Given request:
Your answer should be a single number: the count of lines containing "sampai".

Material for this task:
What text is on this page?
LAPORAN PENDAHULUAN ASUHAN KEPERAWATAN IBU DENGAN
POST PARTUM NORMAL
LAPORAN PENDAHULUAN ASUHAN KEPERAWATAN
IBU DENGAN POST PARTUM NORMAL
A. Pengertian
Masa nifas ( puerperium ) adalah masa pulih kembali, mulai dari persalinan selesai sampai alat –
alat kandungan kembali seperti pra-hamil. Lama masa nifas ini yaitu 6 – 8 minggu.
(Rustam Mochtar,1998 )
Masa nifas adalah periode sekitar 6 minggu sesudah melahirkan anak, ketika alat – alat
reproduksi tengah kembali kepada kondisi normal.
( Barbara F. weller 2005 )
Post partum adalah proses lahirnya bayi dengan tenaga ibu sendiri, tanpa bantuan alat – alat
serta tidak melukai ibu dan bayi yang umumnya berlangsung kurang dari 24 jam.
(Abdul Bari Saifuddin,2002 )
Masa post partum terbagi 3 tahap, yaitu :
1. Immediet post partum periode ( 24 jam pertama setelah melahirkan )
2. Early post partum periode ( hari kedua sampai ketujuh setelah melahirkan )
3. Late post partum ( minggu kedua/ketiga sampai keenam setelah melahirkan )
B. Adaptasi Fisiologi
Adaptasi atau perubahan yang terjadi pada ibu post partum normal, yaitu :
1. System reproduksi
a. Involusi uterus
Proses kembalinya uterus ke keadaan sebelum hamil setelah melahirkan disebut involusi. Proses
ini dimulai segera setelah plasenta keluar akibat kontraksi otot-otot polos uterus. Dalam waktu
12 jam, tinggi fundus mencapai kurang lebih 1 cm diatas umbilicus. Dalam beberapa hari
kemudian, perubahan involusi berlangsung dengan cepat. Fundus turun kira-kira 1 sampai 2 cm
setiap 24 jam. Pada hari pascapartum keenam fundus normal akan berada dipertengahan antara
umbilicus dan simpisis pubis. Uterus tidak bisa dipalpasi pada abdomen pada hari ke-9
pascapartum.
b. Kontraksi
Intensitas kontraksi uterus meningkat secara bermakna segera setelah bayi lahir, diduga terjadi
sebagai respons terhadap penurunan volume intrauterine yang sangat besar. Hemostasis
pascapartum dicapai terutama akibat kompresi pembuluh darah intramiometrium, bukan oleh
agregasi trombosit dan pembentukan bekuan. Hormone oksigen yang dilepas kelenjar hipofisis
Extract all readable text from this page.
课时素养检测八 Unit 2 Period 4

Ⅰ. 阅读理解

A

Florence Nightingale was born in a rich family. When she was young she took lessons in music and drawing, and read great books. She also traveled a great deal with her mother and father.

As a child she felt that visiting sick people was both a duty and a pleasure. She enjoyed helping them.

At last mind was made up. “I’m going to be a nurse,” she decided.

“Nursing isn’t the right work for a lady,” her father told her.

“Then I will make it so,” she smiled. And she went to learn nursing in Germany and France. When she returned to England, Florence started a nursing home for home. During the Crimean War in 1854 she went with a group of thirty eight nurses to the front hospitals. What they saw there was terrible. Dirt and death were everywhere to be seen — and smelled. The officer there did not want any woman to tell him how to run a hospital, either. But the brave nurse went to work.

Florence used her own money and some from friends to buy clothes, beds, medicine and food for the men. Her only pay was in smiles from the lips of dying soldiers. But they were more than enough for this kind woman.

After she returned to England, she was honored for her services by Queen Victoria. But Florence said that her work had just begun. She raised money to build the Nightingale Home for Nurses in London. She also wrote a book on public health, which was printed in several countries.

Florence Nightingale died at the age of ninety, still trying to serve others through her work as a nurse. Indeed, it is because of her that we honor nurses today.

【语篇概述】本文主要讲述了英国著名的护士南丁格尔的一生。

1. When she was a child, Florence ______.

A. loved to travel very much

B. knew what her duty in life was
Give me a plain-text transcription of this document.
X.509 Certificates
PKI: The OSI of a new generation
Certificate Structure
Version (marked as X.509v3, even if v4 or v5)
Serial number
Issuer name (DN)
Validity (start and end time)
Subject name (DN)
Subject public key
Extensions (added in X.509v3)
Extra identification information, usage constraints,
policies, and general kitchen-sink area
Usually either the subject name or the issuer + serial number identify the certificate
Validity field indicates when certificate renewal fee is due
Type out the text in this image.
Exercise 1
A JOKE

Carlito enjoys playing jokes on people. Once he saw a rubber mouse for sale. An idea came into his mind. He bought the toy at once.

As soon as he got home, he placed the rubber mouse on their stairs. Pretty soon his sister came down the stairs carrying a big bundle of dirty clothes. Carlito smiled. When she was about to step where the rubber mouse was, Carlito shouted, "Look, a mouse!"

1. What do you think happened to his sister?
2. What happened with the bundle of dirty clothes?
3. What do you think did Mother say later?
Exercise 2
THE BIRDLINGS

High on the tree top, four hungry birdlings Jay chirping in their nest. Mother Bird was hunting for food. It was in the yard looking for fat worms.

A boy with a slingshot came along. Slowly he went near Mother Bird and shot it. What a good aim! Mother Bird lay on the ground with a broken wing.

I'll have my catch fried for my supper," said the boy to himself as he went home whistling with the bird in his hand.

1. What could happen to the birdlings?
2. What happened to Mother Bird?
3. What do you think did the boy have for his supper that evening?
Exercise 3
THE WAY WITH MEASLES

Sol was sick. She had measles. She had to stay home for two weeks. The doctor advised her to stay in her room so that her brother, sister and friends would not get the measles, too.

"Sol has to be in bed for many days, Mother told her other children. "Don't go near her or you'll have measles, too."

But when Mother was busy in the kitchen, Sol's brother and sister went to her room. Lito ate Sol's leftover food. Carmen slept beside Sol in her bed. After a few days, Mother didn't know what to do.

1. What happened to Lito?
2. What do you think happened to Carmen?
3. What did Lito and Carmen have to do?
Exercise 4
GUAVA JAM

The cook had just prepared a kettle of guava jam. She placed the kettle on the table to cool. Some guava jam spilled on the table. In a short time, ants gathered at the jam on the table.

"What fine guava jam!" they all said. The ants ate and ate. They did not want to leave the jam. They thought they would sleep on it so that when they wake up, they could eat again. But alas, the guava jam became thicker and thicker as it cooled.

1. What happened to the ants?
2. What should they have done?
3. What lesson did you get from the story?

Answer to this exercise:
4